- _REQUIRED TASK_
Identify each line containing the word "Challenges" and copy it.

Items from a data source:
⟨

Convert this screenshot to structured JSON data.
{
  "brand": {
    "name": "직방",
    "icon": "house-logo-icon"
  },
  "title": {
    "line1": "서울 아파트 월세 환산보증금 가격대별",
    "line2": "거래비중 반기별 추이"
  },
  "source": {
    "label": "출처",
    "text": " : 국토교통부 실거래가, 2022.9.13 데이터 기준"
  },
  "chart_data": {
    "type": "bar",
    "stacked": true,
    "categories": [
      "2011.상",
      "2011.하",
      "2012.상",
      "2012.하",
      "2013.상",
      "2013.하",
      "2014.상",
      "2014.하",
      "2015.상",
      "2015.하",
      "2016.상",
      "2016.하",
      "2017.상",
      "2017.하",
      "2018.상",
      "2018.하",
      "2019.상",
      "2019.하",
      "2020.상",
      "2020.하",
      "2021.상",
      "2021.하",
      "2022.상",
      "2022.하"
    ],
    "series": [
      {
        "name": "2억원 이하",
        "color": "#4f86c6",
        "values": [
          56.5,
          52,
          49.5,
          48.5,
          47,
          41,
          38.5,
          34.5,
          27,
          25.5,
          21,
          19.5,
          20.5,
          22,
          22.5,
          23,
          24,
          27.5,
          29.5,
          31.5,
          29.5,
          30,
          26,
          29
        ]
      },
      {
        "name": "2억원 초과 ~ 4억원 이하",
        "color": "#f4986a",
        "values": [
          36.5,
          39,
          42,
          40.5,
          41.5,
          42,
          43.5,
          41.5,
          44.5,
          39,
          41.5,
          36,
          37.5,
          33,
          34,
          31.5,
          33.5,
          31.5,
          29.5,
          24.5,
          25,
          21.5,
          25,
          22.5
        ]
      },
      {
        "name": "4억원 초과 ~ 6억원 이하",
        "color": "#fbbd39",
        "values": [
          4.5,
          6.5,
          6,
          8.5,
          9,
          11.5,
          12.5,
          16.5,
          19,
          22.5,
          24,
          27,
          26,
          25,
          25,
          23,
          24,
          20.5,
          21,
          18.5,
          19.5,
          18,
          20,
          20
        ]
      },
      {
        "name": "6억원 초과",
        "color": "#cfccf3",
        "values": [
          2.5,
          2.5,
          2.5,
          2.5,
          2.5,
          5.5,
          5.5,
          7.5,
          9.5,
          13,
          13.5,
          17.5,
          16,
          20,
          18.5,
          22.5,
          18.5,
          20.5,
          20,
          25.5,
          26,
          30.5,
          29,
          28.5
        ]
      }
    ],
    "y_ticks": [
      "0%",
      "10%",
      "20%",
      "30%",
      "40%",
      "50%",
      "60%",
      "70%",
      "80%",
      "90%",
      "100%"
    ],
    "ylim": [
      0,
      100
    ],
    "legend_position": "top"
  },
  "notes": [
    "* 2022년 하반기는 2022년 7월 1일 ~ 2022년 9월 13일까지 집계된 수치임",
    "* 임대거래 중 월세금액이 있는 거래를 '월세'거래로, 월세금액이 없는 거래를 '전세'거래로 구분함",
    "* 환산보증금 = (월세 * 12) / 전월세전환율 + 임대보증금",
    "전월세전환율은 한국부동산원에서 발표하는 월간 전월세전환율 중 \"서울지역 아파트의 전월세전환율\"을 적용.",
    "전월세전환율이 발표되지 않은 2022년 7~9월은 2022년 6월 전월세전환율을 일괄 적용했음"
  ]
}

⟩
⟨

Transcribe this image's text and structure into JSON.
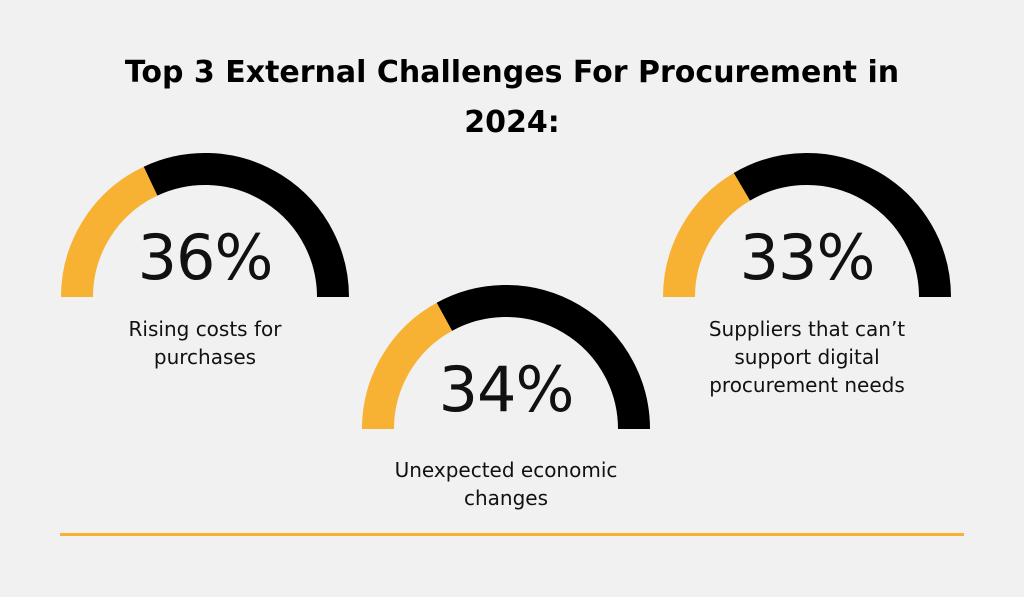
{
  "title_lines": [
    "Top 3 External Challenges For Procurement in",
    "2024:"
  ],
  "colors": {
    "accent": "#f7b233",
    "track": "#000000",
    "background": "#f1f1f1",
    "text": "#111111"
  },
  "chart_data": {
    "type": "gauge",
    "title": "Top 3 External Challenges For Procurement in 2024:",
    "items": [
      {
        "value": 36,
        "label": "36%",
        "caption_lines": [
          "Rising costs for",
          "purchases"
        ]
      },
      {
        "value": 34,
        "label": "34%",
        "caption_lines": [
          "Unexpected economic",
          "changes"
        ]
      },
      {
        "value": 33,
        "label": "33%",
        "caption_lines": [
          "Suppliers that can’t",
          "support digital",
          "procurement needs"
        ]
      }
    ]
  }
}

⟩

- _TASK RESPONSE_
    "Top 3 External Challenges For Procurement in",
    "title": "Top 3 External Challenges For Procurement in 2024:",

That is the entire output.